Stored items:
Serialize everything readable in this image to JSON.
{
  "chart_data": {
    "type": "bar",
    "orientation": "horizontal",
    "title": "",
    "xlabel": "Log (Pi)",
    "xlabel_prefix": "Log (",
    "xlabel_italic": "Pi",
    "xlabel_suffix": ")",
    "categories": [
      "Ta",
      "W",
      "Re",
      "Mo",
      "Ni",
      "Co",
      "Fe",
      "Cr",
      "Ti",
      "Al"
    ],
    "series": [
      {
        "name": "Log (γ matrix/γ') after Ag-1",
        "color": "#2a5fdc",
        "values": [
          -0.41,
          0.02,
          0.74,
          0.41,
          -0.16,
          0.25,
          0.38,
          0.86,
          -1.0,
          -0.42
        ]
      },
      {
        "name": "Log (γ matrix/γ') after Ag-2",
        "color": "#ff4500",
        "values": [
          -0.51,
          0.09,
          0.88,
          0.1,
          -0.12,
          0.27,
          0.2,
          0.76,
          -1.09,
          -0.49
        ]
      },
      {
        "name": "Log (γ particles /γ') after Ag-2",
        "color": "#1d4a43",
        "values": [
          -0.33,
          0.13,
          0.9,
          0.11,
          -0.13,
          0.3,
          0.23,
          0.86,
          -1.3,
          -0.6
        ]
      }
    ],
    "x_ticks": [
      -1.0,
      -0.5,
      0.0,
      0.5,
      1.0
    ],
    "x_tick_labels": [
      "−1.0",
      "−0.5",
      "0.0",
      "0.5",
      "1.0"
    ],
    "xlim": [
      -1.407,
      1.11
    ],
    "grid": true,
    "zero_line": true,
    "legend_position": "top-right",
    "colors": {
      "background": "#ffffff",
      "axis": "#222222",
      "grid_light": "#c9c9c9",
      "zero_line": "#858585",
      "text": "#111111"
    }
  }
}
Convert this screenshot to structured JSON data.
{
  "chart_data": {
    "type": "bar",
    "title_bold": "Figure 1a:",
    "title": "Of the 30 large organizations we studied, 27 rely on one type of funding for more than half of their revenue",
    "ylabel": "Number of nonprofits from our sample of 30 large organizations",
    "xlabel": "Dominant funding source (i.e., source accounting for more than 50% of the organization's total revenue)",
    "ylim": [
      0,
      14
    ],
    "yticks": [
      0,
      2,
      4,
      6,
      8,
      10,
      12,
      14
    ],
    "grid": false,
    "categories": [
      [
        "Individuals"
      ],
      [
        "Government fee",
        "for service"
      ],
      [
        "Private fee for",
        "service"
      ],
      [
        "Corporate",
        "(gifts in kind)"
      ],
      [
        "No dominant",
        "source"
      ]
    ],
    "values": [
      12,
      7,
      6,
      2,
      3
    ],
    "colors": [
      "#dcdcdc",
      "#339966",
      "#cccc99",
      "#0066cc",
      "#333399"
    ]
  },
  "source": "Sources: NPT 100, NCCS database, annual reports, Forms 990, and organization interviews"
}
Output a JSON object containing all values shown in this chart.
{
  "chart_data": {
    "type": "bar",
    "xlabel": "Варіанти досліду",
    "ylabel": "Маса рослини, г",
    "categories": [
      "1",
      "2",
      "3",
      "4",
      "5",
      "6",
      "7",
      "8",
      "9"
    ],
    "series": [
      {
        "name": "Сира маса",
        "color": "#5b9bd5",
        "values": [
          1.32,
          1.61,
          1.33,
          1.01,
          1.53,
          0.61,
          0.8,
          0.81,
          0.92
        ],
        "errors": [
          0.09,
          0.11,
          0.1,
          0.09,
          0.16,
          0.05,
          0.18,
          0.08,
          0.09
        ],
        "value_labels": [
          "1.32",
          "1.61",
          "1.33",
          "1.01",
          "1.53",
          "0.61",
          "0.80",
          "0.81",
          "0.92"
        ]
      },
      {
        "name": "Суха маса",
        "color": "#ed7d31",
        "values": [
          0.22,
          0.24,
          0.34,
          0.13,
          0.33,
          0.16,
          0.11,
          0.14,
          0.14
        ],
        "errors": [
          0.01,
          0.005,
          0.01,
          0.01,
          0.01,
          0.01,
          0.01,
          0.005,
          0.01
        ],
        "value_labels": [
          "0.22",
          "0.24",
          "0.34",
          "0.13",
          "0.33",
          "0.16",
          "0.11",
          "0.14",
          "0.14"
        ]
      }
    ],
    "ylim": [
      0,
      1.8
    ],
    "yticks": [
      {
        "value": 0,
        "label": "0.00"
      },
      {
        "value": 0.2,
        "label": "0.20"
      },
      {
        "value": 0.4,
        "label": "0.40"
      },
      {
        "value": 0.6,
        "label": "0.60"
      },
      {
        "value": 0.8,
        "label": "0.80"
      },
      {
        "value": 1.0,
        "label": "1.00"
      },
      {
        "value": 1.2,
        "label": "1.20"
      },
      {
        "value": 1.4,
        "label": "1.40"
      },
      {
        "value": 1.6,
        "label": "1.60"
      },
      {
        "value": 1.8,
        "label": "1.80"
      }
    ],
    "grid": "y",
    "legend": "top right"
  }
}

GOAL OF THE EXERCISE — Every line above should be written out again exactly as it stands.

FULL OUTPUT —
Serialize everything readable in this image to JSON.
{
  "chart_data": {
    "type": "bar",
    "orientation": "horizontal",
    "title": "",
    "xlabel": "Log (Pi)",
    "xlabel_prefix": "Log (",
    "xlabel_italic": "Pi",
    "xlabel_suffix": ")",
    "categories": [
      "Ta",
      "W",
      "Re",
      "Mo",
      "Ni",
      "Co",
      "Fe",
      "Cr",
      "Ti",
      "Al"
    ],
    "series": [
      {
        "name": "Log (γ matrix/γ') after Ag-1",
        "color": "#2a5fdc",
        "values": [
          -0.41,
          0.02,
          0.74,
          0.41,
          -0.16,
          0.25,
          0.38,
          0.86,
          -1.0,
          -0.42
        ]
      },
      {
        "name": "Log (γ matrix/γ') after Ag-2",
        "color": "#ff4500",
        "values": [
          -0.51,
          0.09,
          0.88,
          0.1,
          -0.12,
          0.27,
          0.2,
          0.76,
          -1.09,
          -0.49
        ]
      },
      {
        "name": "Log (γ particles /γ') after Ag-2",
        "color": "#1d4a43",
        "values": [
          -0.33,
          0.13,
          0.9,
          0.11,
          -0.13,
          0.3,
          0.23,
          0.86,
          -1.3,
          -0.6
        ]
      }
    ],
    "x_ticks": [
      -1.0,
      -0.5,
      0.0,
      0.5,
      1.0
    ],
    "x_tick_labels": [
      "−1.0",
      "−0.5",
      "0.0",
      "0.5",
      "1.0"
    ],
    "xlim": [
      -1.407,
      1.11
    ],
    "grid": true,
    "zero_line": true,
    "legend_position": "top-right",
    "colors": {
      "background": "#ffffff",
      "axis": "#222222",
      "grid_light": "#c9c9c9",
      "zero_line": "#858585",
      "text": "#111111"
    }
  }
}
Convert this screenshot to structured JSON data.
{
  "chart_data": {
    "type": "bar",
    "title_bold": "Figure 1a:",
    "title": "Of the 30 large organizations we studied, 27 rely on one type of funding for more than half of their revenue",
    "ylabel": "Number of nonprofits from our sample of 30 large organizations",
    "xlabel": "Dominant funding source (i.e., source accounting for more than 50% of the organization's total revenue)",
    "ylim": [
      0,
      14
    ],
    "yticks": [
      0,
      2,
      4,
      6,
      8,
      10,
      12,
      14
    ],
    "grid": false,
    "categories": [
      [
        "Individuals"
      ],
      [
        "Government fee",
        "for service"
      ],
      [
        "Private fee for",
        "service"
      ],
      [
        "Corporate",
        "(gifts in kind)"
      ],
      [
        "No dominant",
        "source"
      ]
    ],
    "values": [
      12,
      7,
      6,
      2,
      3
    ],
    "colors": [
      "#dcdcdc",
      "#339966",
      "#cccc99",
      "#0066cc",
      "#333399"
    ]
  },
  "source": "Sources: NPT 100, NCCS database, annual reports, Forms 990, and organization interviews"
}
Output a JSON object containing all values shown in this chart.
{
  "chart_data": {
    "type": "bar",
    "xlabel": "Варіанти досліду",
    "ylabel": "Маса рослини, г",
    "categories": [
      "1",
      "2",
      "3",
      "4",
      "5",
      "6",
      "7",
      "8",
      "9"
    ],
    "series": [
      {
        "name": "Сира маса",
        "color": "#5b9bd5",
        "values": [
          1.32,
          1.61,
          1.33,
          1.01,
          1.53,
          0.61,
          0.8,
          0.81,
          0.92
        ],
        "errors": [
          0.09,
          0.11,
          0.1,
          0.09,
          0.16,
          0.05,
          0.18,
          0.08,
          0.09
        ],
        "value_labels": [
          "1.32",
          "1.61",
          "1.33",
          "1.01",
          "1.53",
          "0.61",
          "0.80",
          "0.81",
          "0.92"
        ]
      },
      {
        "name": "Суха маса",
        "color": "#ed7d31",
        "values": [
          0.22,
          0.24,
          0.34,
          0.13,
          0.33,
          0.16,
          0.11,
          0.14,
          0.14
        ],
        "errors": [
          0.01,
          0.005,
          0.01,
          0.01,
          0.01,
          0.01,
          0.01,
          0.005,
          0.01
        ],
        "value_labels": [
          "0.22",
          "0.24",
          "0.34",
          "0.13",
          "0.33",
          "0.16",
          "0.11",
          "0.14",
          "0.14"
        ]
      }
    ],
    "ylim": [
      0,
      1.8
    ],
    "yticks": [
      {
        "value": 0,
        "label": "0.00"
      },
      {
        "value": 0.2,
        "label": "0.20"
      },
      {
        "value": 0.4,
        "label": "0.40"
      },
      {
        "value": 0.6,
        "label": "0.60"
      },
      {
        "value": 0.8,
        "label": "0.80"
      },
      {
        "value": 1.0,
        "label": "1.00"
      },
      {
        "value": 1.2,
        "label": "1.20"
      },
      {
        "value": 1.4,
        "label": "1.40"
      },
      {
        "value": 1.6,
        "label": "1.60"
      },
      {
        "value": 1.8,
        "label": "1.80"
      }
    ],
    "grid": "y",
    "legend": "top right"
  }
}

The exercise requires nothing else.